文档摘录:
▽

现在给出街道的总长 l 和总油量 v ,以及给出
Q 组损坏区间的耗油量(每米)。如果区间有重叠,则耗油量应该累加计算。
你需要计算出在这 v 单位的油量下,从原点出发最多行驶多少米
思路:
先拆分区间再对区间排序,逐个处理加判断
具体看代码
#include<stdio.h>
#include<algorithm>
using namespace std;
struct NODE
{
int pos;
int cost;
bool operator < (const NODE &aa) const
{
return pos < aa.pos;
}
}a[2*50000+2];
int n,len,cnt;
double v;
void solve()
{
int i,j;
double cost=0;
i=0;
while(i<cnt)
{
j=i;
while(j<cnt)
{
if(a[i].pos!=a[j].pos) break;
cost+=a[j].cost;
j++;
}
if(v-(a[j].pos-a[i].pos)*cost<=0)
{
printf("%.2lf\n",a[i].pos+v/cost);
return ;
}
v=v-(a[j].pos-a[i].pos)*cost;
i=j;
}
printf("%.2lf\n",(double)a[cnt-1].pos);
}
int main()

△

所给信息:

▽

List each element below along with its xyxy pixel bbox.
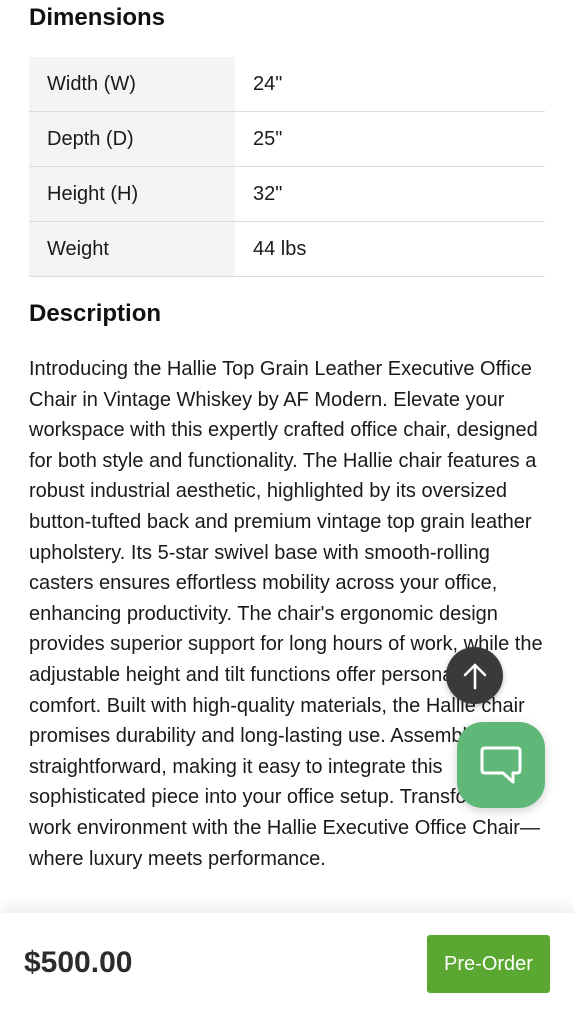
table-row: Width (W) 24" xyxy=(29,57,545,112)
price-label: $500.00 xyxy=(24,946,133,979)
scroll-to-top-button[interactable] xyxy=(446,647,503,704)
dimensions-table: Width (W) 24" Depth (D) 25" Height (H) 3… xyxy=(29,57,545,277)
dimensions-heading: Dimensions xyxy=(29,4,166,31)
arrow-up-icon xyxy=(463,663,486,689)
dimension-label-weight: Weight xyxy=(29,222,235,276)
table-row: Depth (D) 25" xyxy=(29,112,545,167)
dimension-label-height: Height (H) xyxy=(29,167,235,221)
chat-bubble-icon xyxy=(480,746,522,784)
dimension-label-width: Width (W) xyxy=(29,57,235,111)
dimension-value-height: 32" xyxy=(253,182,283,205)
dimension-value-width: 24" xyxy=(253,72,283,95)
chat-button[interactable] xyxy=(457,722,545,808)
pre-order-button[interactable]: Pre-Order xyxy=(427,935,550,993)
dimension-value-weight: 44 lbs xyxy=(253,237,307,260)
dimension-label-depth: Depth (D) xyxy=(29,112,235,166)
description-heading: Description xyxy=(29,300,162,327)
dimension-value-depth: 25" xyxy=(253,127,283,150)
table-row: Weight 44 lbs xyxy=(29,222,545,277)
purchase-bar: $500.00 Pre-Order xyxy=(0,913,574,1020)
table-row: Height (H) 32" xyxy=(29,167,545,222)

△

指令 1: 街道耗油问题这段文字给出的解题思路是什么?
指令 2: 接着街道耗油问题这段文字最后一行往下续写。

练习输出 1: 先拆分区间再对区间排序,逐个处理加判断。

练习输出 2:
{
int cas;
scanf("%d",&cas);
while(cas--)
{
int left,right,c;
cnt=0;
scanf("%d %lf",&len,&v);
scanf("%d",&n);
int i;
a[cnt].pos=0;
a[cnt].cost=1;
cnt++;
for(i=0;i<n;i++)
{
scanf("%d %d %d",&left,&right,&c);
a[cnt].pos=left;
a[cnt].cost=c;
cnt++;
a[cnt].pos=right;
a[cnt].cost=-c;
cnt++;
}
a[cnt].pos=len;
a[cnt].cost=-1;
cnt++;
sort(a,a+cnt);
// for(i=0;i<cnt;i++)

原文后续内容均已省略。